§ **STATED PROBLEM**: Go through the data and copy every line exactly, but not the images.

§ **SOURCE DATA**:

--- Begin ---

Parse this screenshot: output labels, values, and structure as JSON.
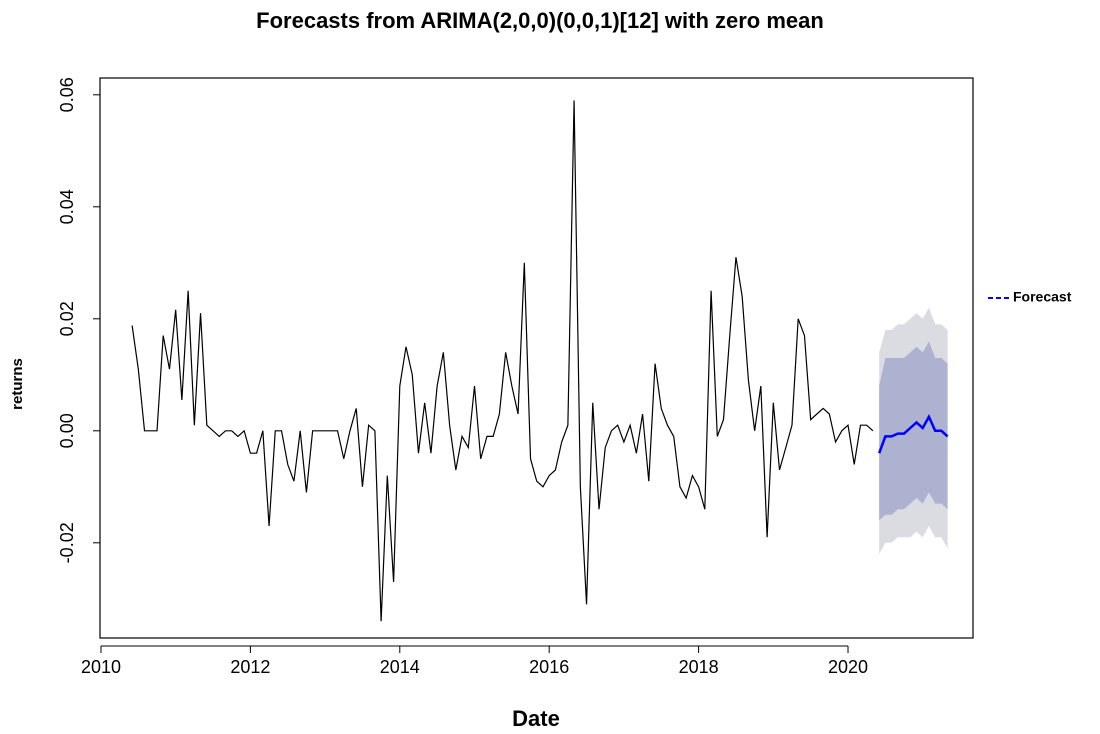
{
  "chart_data": {
    "type": "line",
    "title": "Forecasts from ARIMA(2,0,0)(0,0,1)[12] with zero mean",
    "x_label": "Date",
    "y_label": "returns",
    "xlim": [
      2009.987,
      2021.673
    ],
    "ylim": [
      -0.037,
      0.063
    ],
    "xticks": [
      2010,
      2012,
      2014,
      2016,
      2018,
      2020
    ],
    "yticks": [
      -0.02,
      {
        "value": 0,
        "label": "0.00"
      },
      0.02,
      0.04,
      0.06
    ],
    "legend": "right",
    "series": [
      {
        "color": "#000000",
        "x": [
          2010.417,
          2010.5,
          2010.583,
          2010.667,
          2010.75,
          2010.833,
          2010.917,
          2011,
          2011.083,
          2011.167,
          2011.25,
          2011.333,
          2011.417,
          2011.5,
          2011.583,
          2011.667,
          2011.75,
          2011.833,
          2011.917,
          2012,
          2012.083,
          2012.167,
          2012.25,
          2012.333,
          2012.417,
          2012.5,
          2012.583,
          2012.667,
          2012.75,
          2012.833,
          2012.917,
          2013,
          2013.083,
          2013.167,
          2013.25,
          2013.333,
          2013.417,
          2013.5,
          2013.583,
          2013.667,
          2013.75,
          2013.833,
          2013.917,
          2014,
          2014.083,
          2014.167,
          2014.25,
          2014.333,
          2014.417,
          2014.5,
          2014.583,
          2014.667,
          2014.75,
          2014.833,
          2014.917,
          2015,
          2015.083,
          2015.167,
          2015.25,
          2015.333,
          2015.417,
          2015.5,
          2015.583,
          2015.667,
          2015.75,
          2015.833,
          2015.917,
          2016,
          2016.083,
          2016.167,
          2016.25,
          2016.333,
          2016.417,
          2016.5,
          2016.583,
          2016.667,
          2016.75,
          2016.833,
          2016.917,
          2017,
          2017.083,
          2017.167,
          2017.25,
          2017.333,
          2017.417,
          2017.5,
          2017.583,
          2017.667,
          2017.75,
          2017.833,
          2017.917,
          2018,
          2018.083,
          2018.167,
          2018.25,
          2018.333,
          2018.417,
          2018.5,
          2018.583,
          2018.667,
          2018.75,
          2018.833,
          2018.917,
          2019,
          2019.083,
          2019.167,
          2019.25,
          2019.333,
          2019.417,
          2019.5,
          2019.583,
          2019.667,
          2019.75,
          2019.833,
          2019.917,
          2020,
          2020.083,
          2020.167,
          2020.25,
          2020.333
        ],
        "values": [
          0.0188,
          0.011,
          0,
          0,
          0,
          0.017,
          0.011,
          0.0216,
          0.0055,
          0.025,
          0.001,
          0.021,
          0.001,
          0,
          -0.001,
          0,
          0,
          -0.001,
          0,
          -0.004,
          -0.004,
          0,
          -0.017,
          0,
          0,
          -0.006,
          -0.009,
          0,
          -0.011,
          0,
          0,
          0,
          0,
          0,
          -0.005,
          0,
          0.004,
          -0.01,
          0.001,
          0,
          -0.034,
          -0.008,
          -0.027,
          0.008,
          0.015,
          0.01,
          -0.004,
          0.005,
          -0.004,
          0.008,
          0.014,
          0.001,
          -0.007,
          -0.001,
          -0.003,
          0.008,
          -0.005,
          -0.001,
          -0.001,
          0.003,
          0.014,
          0.008,
          0.003,
          0.03,
          -0.005,
          -0.009,
          -0.01,
          -0.008,
          -0.007,
          -0.002,
          0.001,
          0.059,
          -0.01,
          -0.031,
          0.005,
          -0.014,
          -0.003,
          0,
          0.001,
          -0.002,
          0.001,
          -0.004,
          0.003,
          -0.009,
          0.012,
          0.004,
          0.001,
          -0.001,
          -0.01,
          -0.012,
          -0.008,
          -0.01,
          -0.014,
          0.025,
          -0.001,
          0.002,
          0.017,
          0.031,
          0.024,
          0.009,
          0,
          0.008,
          -0.019,
          0.005,
          -0.007,
          -0.003,
          0.001,
          0.02,
          0.017,
          0.002,
          0.003,
          0.004,
          0.003,
          -0.002,
          0,
          0.001,
          -0.006,
          0.001,
          0.001,
          0
        ]
      },
      {
        "name": "Forecast",
        "color": "#0000ff",
        "x": [
          2020.417,
          2020.5,
          2020.583,
          2020.667,
          2020.75,
          2020.833,
          2020.917,
          2021,
          2021.083,
          2021.167,
          2021.25,
          2021.333
        ],
        "values": [
          -0.004,
          -0.001,
          -0.001,
          -0.0005,
          -0.0005,
          0.0005,
          0.0015,
          0.0005,
          0.0025,
          0,
          0,
          -0.001
        ],
        "bands": [
          {
            "color": "#dbdbe2",
            "lower": [
              -0.022,
              -0.02,
              -0.02,
              -0.019,
              -0.019,
              -0.019,
              -0.018,
              -0.019,
              -0.017,
              -0.019,
              -0.019,
              -0.021
            ],
            "upper": [
              0.014,
              0.018,
              0.018,
              0.019,
              0.019,
              0.02,
              0.021,
              0.02,
              0.022,
              0.019,
              0.019,
              0.018
            ]
          },
          {
            "color": "#adb2d1",
            "lower": [
              -0.016,
              -0.015,
              -0.015,
              -0.014,
              -0.014,
              -0.013,
              -0.012,
              -0.013,
              -0.011,
              -0.013,
              -0.013,
              -0.014
            ],
            "upper": [
              0.008,
              0.013,
              0.013,
              0.013,
              0.013,
              0.014,
              0.015,
              0.014,
              0.016,
              0.013,
              0.013,
              0.012
            ]
          }
        ]
      }
    ]
  }
}
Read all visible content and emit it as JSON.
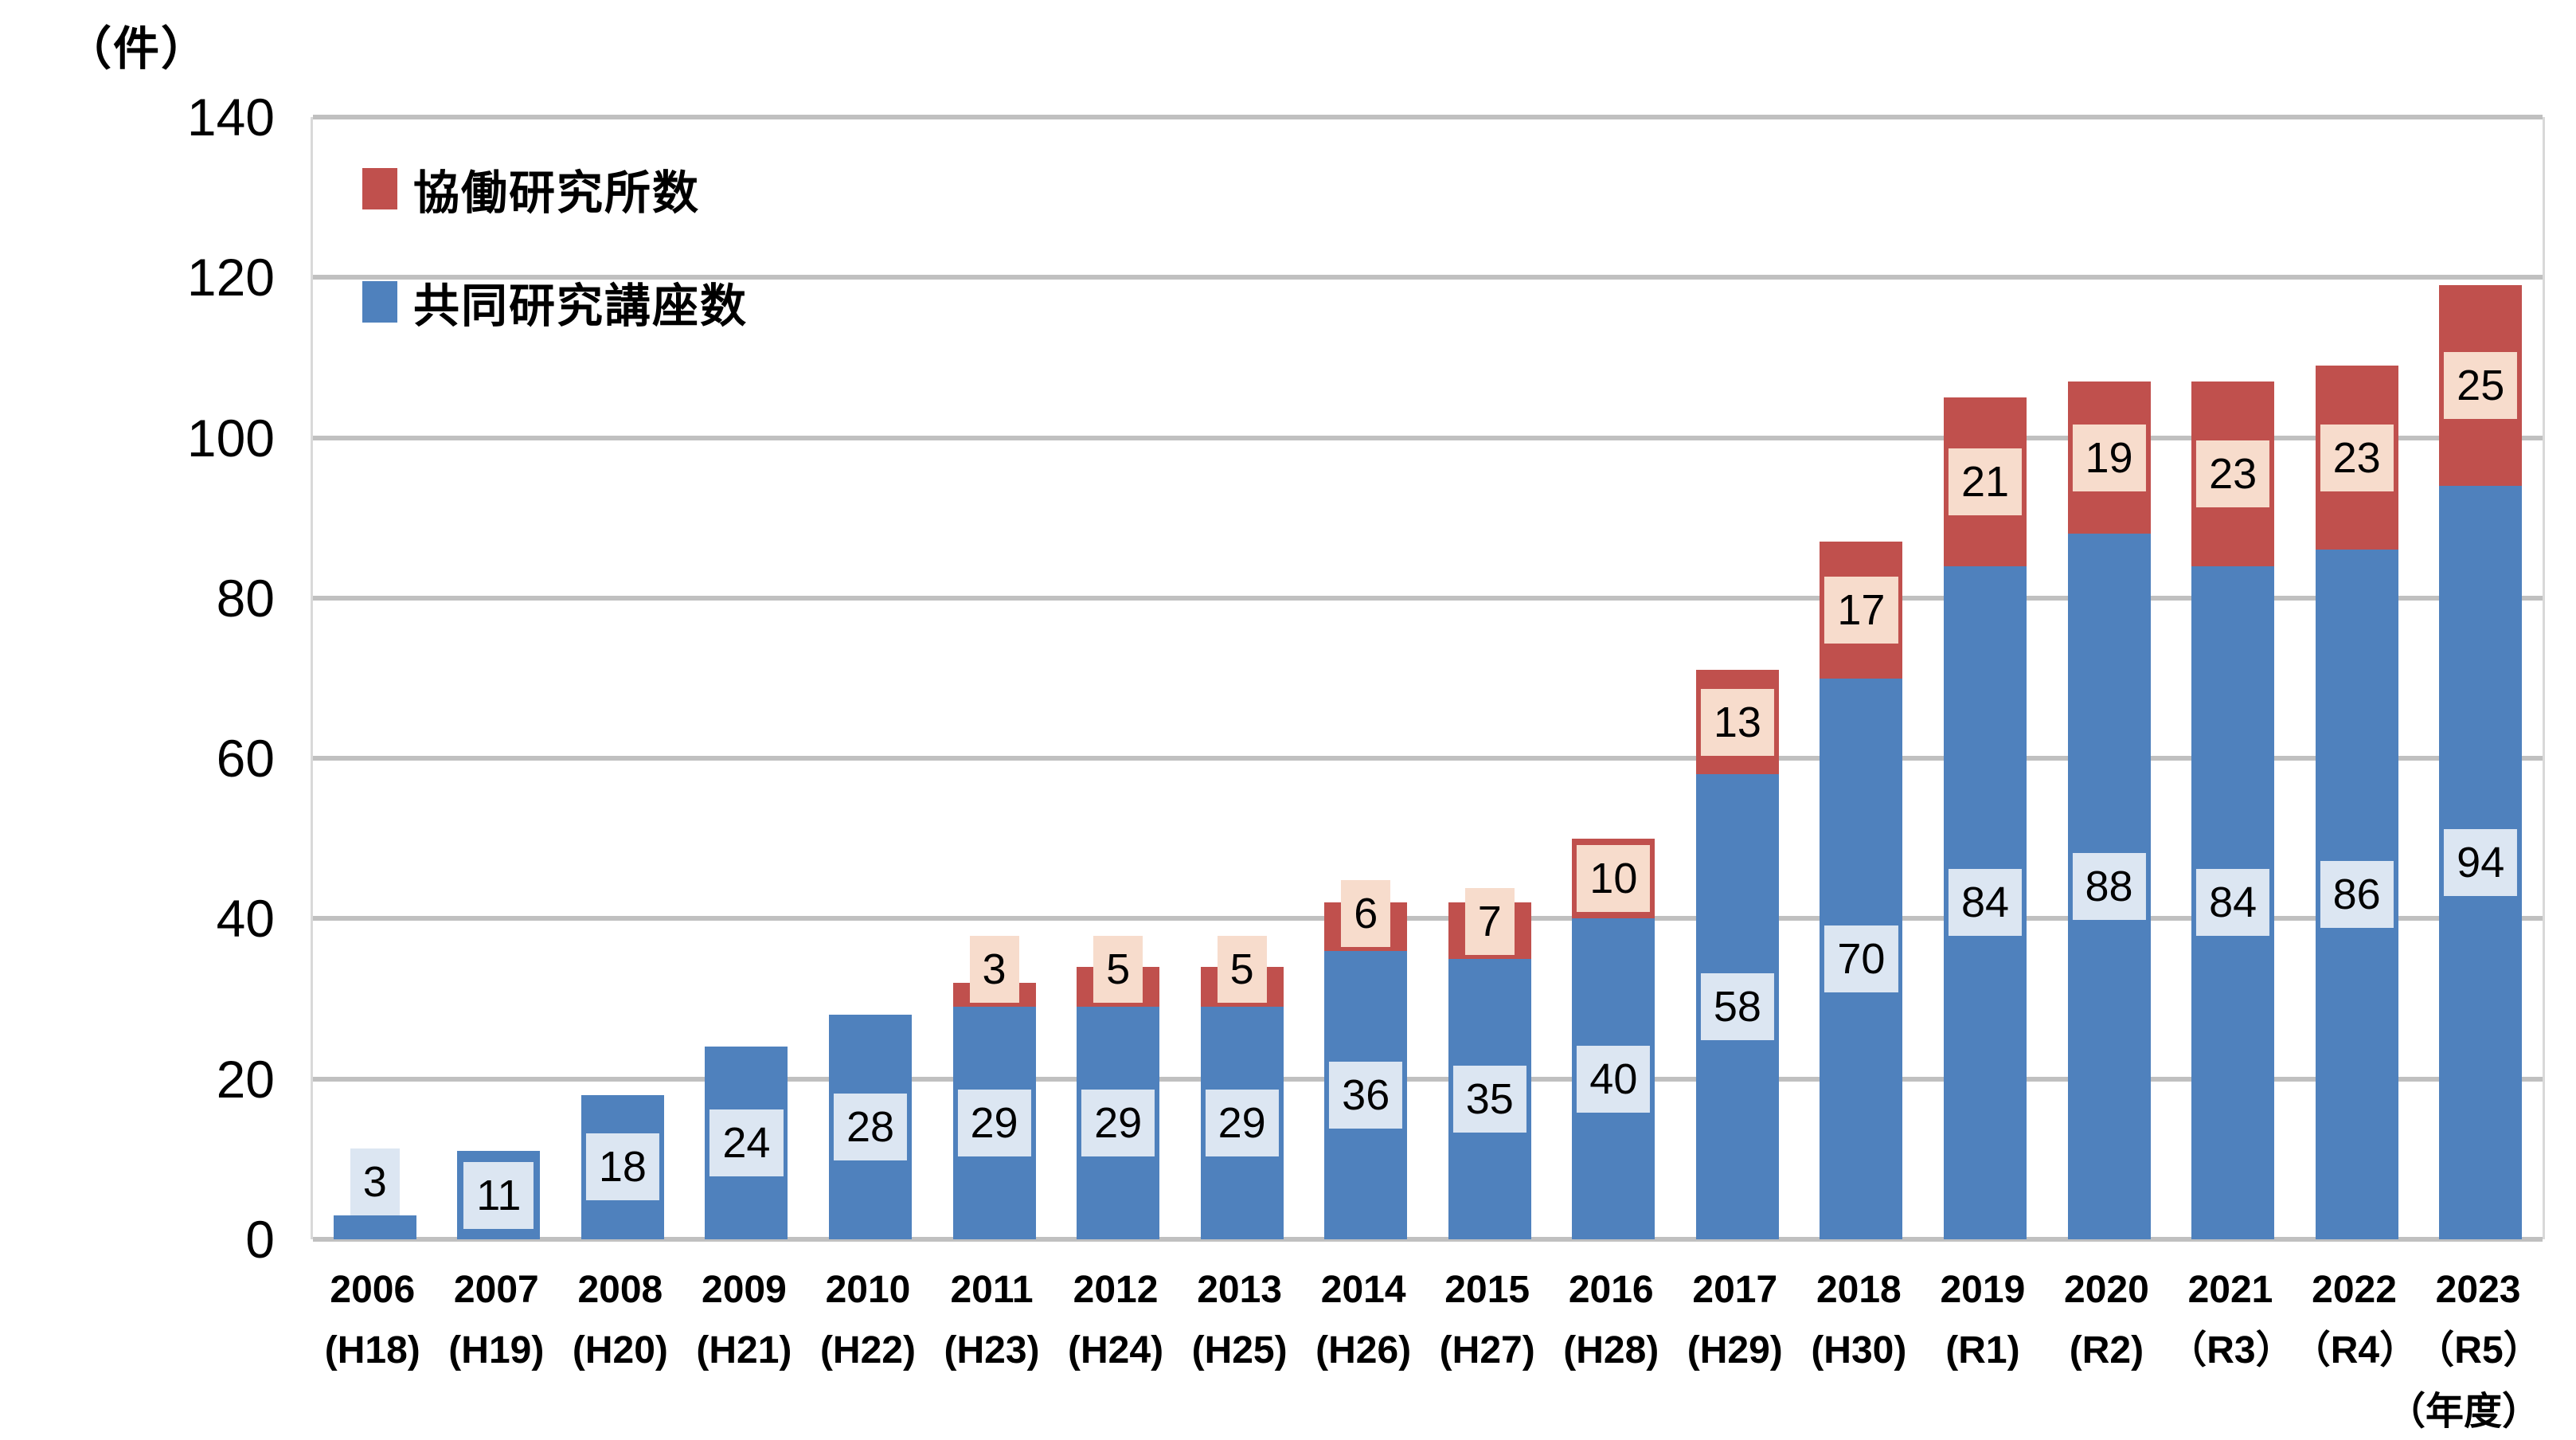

--- End ---

§ **SOLVED EXERCISE**:
Parse this screenshot: output labels, values, and structure as JSON.
{
  "chart_data": {
    "type": "line",
    "title": "Forecasts from ARIMA(2,0,0)(0,0,1)[12] with zero mean",
    "x_label": "Date",
    "y_label": "returns",
    "xlim": [
      2009.987,
      2021.673
    ],
    "ylim": [
      -0.037,
      0.063
    ],
    "xticks": [
      2010,
      2012,
      2014,
      2016,
      2018,
      2020
    ],
    "yticks": [
      -0.02,
      {
        "value": 0,
        "label": "0.00"
      },
      0.02,
      0.04,
      0.06
    ],
    "legend": "right",
    "series": [
      {
        "color": "#000000",
        "x": [
          2010.417,
          2010.5,
          2010.583,
          2010.667,
          2010.75,
          2010.833,
          2010.917,
          2011,
          2011.083,
          2011.167,
          2011.25,
          2011.333,
          2011.417,
          2011.5,
          2011.583,
          2011.667,
          2011.75,
          2011.833,
          2011.917,
          2012,
          2012.083,
          2012.167,
          2012.25,
          2012.333,
          2012.417,
          2012.5,
          2012.583,
          2012.667,
          2012.75,
          2012.833,
          2012.917,
          2013,
          2013.083,
          2013.167,
          2013.25,
          2013.333,
          2013.417,
          2013.5,
          2013.583,
          2013.667,
          2013.75,
          2013.833,
          2013.917,
          2014,
          2014.083,
          2014.167,
          2014.25,
          2014.333,
          2014.417,
          2014.5,
          2014.583,
          2014.667,
          2014.75,
          2014.833,
          2014.917,
          2015,
          2015.083,
          2015.167,
          2015.25,
          2015.333,
          2015.417,
          2015.5,
          2015.583,
          2015.667,
          2015.75,
          2015.833,
          2015.917,
          2016,
          2016.083,
          2016.167,
          2016.25,
          2016.333,
          2016.417,
          2016.5,
          2016.583,
          2016.667,
          2016.75,
          2016.833,
          2016.917,
          2017,
          2017.083,
          2017.167,
          2017.25,
          2017.333,
          2017.417,
          2017.5,
          2017.583,
          2017.667,
          2017.75,
          2017.833,
          2017.917,
          2018,
          2018.083,
          2018.167,
          2018.25,
          2018.333,
          2018.417,
          2018.5,
          2018.583,
          2018.667,
          2018.75,
          2018.833,
          2018.917,
          2019,
          2019.083,
          2019.167,
          2019.25,
          2019.333,
          2019.417,
          2019.5,
          2019.583,
          2019.667,
          2019.75,
          2019.833,
          2019.917,
          2020,
          2020.083,
          2020.167,
          2020.25,
          2020.333
        ],
        "values": [
          0.0188,
          0.011,
          0,
          0,
          0,
          0.017,
          0.011,
          0.0216,
          0.0055,
          0.025,
          0.001,
          0.021,
          0.001,
          0,
          -0.001,
          0,
          0,
          -0.001,
          0,
          -0.004,
          -0.004,
          0,
          -0.017,
          0,
          0,
          -0.006,
          -0.009,
          0,
          -0.011,
          0,
          0,
          0,
          0,
          0,
          -0.005,
          0,
          0.004,
          -0.01,
          0.001,
          0,
          -0.034,
          -0.008,
          -0.027,
          0.008,
          0.015,
          0.01,
          -0.004,
          0.005,
          -0.004,
          0.008,
          0.014,
          0.001,
          -0.007,
          -0.001,
          -0.003,
          0.008,
          -0.005,
          -0.001,
          -0.001,
          0.003,
          0.014,
          0.008,
          0.003,
          0.03,
          -0.005,
          -0.009,
          -0.01,
          -0.008,
          -0.007,
          -0.002,
          0.001,
          0.059,
          -0.01,
          -0.031,
          0.005,
          -0.014,
          -0.003,
          0,
          0.001,
          -0.002,
          0.001,
          -0.004,
          0.003,
          -0.009,
          0.012,
          0.004,
          0.001,
          -0.001,
          -0.01,
          -0.012,
          -0.008,
          -0.01,
          -0.014,
          0.025,
          -0.001,
          0.002,
          0.017,
          0.031,
          0.024,
          0.009,
          0,
          0.008,
          -0.019,
          0.005,
          -0.007,
          -0.003,
          0.001,
          0.02,
          0.017,
          0.002,
          0.003,
          0.004,
          0.003,
          -0.002,
          0,
          0.001,
          -0.006,
          0.001,
          0.001,
          0
        ]
      },
      {
        "name": "Forecast",
        "color": "#0000ff",
        "x": [
          2020.417,
          2020.5,
          2020.583,
          2020.667,
          2020.75,
          2020.833,
          2020.917,
          2021,
          2021.083,
          2021.167,
          2021.25,
          2021.333
        ],
        "values": [
          -0.004,
          -0.001,
          -0.001,
          -0.0005,
          -0.0005,
          0.0005,
          0.0015,
          0.0005,
          0.0025,
          0,
          0,
          -0.001
        ],
        "bands": [
          {
            "color": "#dbdbe2",
            "lower": [
              -0.022,
              -0.02,
              -0.02,
              -0.019,
              -0.019,
              -0.019,
              -0.018,
              -0.019,
              -0.017,
              -0.019,
              -0.019,
              -0.021
            ],
            "upper": [
              0.014,
              0.018,
              0.018,
              0.019,
              0.019,
              0.02,
              0.021,
              0.02,
              0.022,
              0.019,
              0.019,
              0.018
            ]
          },
          {
            "color": "#adb2d1",
            "lower": [
              -0.016,
              -0.015,
              -0.015,
              -0.014,
              -0.014,
              -0.013,
              -0.012,
              -0.013,
              -0.011,
              -0.013,
              -0.013,
              -0.014
            ],
            "upper": [
              0.008,
              0.013,
              0.013,
              0.013,
              0.013,
              0.014,
              0.015,
              0.014,
              0.016,
              0.013,
              0.013,
              0.012
            ]
          }
        ]
      }
    ]
  }
}
Read all visible content and emit it as JSON.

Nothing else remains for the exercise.